- [Exercise goal]:
Output every entry exactly as given.

- [Records provided]:
━━━━━━━━━━━━━━━━━━━━

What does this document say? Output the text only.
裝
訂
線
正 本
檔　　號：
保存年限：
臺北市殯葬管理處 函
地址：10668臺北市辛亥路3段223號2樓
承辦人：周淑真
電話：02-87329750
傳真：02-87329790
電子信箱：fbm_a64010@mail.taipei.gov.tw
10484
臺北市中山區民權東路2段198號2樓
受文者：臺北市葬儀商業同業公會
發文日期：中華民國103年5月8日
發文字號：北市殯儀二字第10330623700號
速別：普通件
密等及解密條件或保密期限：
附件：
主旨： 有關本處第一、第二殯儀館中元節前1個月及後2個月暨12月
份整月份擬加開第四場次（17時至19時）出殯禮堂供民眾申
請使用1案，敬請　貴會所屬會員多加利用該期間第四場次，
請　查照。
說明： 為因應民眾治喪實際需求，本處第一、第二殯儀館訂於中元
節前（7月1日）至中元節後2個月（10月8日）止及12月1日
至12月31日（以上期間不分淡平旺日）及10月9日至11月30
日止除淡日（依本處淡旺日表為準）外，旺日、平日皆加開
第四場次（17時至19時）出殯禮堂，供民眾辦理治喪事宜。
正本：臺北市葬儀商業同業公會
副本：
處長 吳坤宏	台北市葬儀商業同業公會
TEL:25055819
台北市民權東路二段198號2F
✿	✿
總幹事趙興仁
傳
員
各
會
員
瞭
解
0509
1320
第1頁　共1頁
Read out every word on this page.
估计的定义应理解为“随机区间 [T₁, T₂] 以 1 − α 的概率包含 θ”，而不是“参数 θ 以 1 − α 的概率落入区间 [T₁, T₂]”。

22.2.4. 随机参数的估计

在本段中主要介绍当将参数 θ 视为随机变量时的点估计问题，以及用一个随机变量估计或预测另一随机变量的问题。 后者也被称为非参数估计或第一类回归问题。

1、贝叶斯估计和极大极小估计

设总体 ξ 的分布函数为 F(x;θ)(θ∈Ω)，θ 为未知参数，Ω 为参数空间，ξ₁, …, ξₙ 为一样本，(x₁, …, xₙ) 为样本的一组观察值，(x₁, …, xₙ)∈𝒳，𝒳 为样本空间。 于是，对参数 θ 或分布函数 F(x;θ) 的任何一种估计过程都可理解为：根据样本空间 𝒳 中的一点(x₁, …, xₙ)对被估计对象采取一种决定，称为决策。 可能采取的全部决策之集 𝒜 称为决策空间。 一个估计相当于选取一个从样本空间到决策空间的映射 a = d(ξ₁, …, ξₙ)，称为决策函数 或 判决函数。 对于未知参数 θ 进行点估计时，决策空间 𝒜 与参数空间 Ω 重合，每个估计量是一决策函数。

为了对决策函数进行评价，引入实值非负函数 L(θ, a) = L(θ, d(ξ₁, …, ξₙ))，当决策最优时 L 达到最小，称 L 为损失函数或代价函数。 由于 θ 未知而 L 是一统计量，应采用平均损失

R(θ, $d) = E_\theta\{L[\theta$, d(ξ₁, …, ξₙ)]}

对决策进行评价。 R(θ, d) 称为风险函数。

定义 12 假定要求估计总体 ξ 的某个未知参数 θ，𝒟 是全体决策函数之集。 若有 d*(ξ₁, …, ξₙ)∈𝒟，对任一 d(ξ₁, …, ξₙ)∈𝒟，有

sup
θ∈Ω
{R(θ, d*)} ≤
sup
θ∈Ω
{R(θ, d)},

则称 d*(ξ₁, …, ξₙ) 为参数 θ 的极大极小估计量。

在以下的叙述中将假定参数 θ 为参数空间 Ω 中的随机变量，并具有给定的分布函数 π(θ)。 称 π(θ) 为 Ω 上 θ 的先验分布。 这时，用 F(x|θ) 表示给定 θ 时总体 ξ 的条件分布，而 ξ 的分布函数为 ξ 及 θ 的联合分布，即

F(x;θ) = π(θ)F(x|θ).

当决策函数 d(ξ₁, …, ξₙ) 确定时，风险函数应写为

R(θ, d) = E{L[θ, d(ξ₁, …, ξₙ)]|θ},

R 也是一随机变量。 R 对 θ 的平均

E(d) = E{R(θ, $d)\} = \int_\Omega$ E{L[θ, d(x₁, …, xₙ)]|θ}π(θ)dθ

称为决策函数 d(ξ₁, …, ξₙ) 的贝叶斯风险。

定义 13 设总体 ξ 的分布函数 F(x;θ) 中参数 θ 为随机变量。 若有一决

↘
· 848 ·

━━━━━━━━━━━━━━━━━━━━

- [Answer for this exercise]:
What does this document say? Output the text only.
裝
訂
線
正 本
檔　　號：
保存年限：
臺北市殯葬管理處 函
地址：10668臺北市辛亥路3段223號2樓
承辦人：周淑真
電話：02-87329750
傳真：02-87329790
電子信箱：fbm_a64010@mail.taipei.gov.tw
10484
臺北市中山區民權東路2段198號2樓
受文者：臺北市葬儀商業同業公會
發文日期：中華民國103年5月8日
發文字號：北市殯儀二字第10330623700號
速別：普通件
密等及解密條件或保密期限：
附件：
主旨： 有關本處第一、第二殯儀館中元節前1個月及後2個月暨12月
份整月份擬加開第四場次（17時至19時）出殯禮堂供民眾申
請使用1案，敬請　貴會所屬會員多加利用該期間第四場次，
請　查照。
說明： 為因應民眾治喪實際需求，本處第一、第二殯儀館訂於中元
節前（7月1日）至中元節後2個月（10月8日）止及12月1日
至12月31日（以上期間不分淡平旺日）及10月9日至11月30
日止除淡日（依本處淡旺日表為準）外，旺日、平日皆加開
第四場次（17時至19時）出殯禮堂，供民眾辦理治喪事宜。
正本：臺北市葬儀商業同業公會
副本：
處長 吳坤宏	台北市葬儀商業同業公會
TEL:25055819
台北市民權東路二段198號2F
✿	✿
總幹事趙興仁
傳
員
各
會
員
瞭
解
0509
1320
第1頁　共1頁
Read out every word on this page.
估计的定义应理解为“随机区间 [T₁, T₂] 以 1 − α 的概率包含 θ”，而不是“参数 θ 以 1 − α 的概率落入区间 [T₁, T₂]”。

22.2.4. 随机参数的估计

在本段中主要介绍当将参数 θ 视为随机变量时的点估计问题，以及用一个随机变量估计或预测另一随机变量的问题。 后者也被称为非参数估计或第一类回归问题。

1、贝叶斯估计和极大极小估计

设总体 ξ 的分布函数为 F(x;θ)(θ∈Ω)，θ 为未知参数，Ω 为参数空间，ξ₁, …, ξₙ 为一样本，(x₁, …, xₙ) 为样本的一组观察值，(x₁, …, xₙ)∈𝒳，𝒳 为样本空间。 于是，对参数 θ 或分布函数 F(x;θ) 的任何一种估计过程都可理解为：根据样本空间 𝒳 中的一点(x₁, …, xₙ)对被估计对象采取一种决定，称为决策。 可能采取的全部决策之集 𝒜 称为决策空间。 一个估计相当于选取一个从样本空间到决策空间的映射 a = d(ξ₁, …, ξₙ)，称为决策函数 或 判决函数。 对于未知参数 θ 进行点估计时，决策空间 𝒜 与参数空间 Ω 重合，每个估计量是一决策函数。

为了对决策函数进行评价，引入实值非负函数 L(θ, a) = L(θ, d(ξ₁, …, ξₙ))，当决策最优时 L 达到最小，称 L 为损失函数或代价函数。 由于 θ 未知而 L 是一统计量，应采用平均损失

R(θ, $d) = E_\theta\{L[\theta$, d(ξ₁, …, ξₙ)]}

对决策进行评价。 R(θ, d) 称为风险函数。

定义 12 假定要求估计总体 ξ 的某个未知参数 θ，𝒟 是全体决策函数之集。 若有 d*(ξ₁, …, ξₙ)∈𝒟，对任一 d(ξ₁, …, ξₙ)∈𝒟，有

sup
θ∈Ω
{R(θ, d*)} ≤
sup
θ∈Ω
{R(θ, d)},

则称 d*(ξ₁, …, ξₙ) 为参数 θ 的极大极小估计量。

在以下的叙述中将假定参数 θ 为参数空间 Ω 中的随机变量，并具有给定的分布函数 π(θ)。 称 π(θ) 为 Ω 上 θ 的先验分布。 这时，用 F(x|θ) 表示给定 θ 时总体 ξ 的条件分布，而 ξ 的分布函数为 ξ 及 θ 的联合分布，即

F(x;θ) = π(θ)F(x|θ).

当决策函数 d(ξ₁, …, ξₙ) 确定时，风险函数应写为

R(θ, d) = E{L[θ, d(ξ₁, …, ξₙ)]|θ},

R 也是一随机变量。 R 对 θ 的平均

E(d) = E{R(θ, $d)\} = \int_\Omega$ E{L[θ, d(x₁, …, xₙ)]|θ}π(θ)dθ

称为决策函数 d(ξ₁, …, ξₙ) 的贝叶斯风险。

定义 13 设总体 ξ 的分布函数 F(x;θ) 中参数 θ 为随机变量。 若有一决

↘
· 848 ·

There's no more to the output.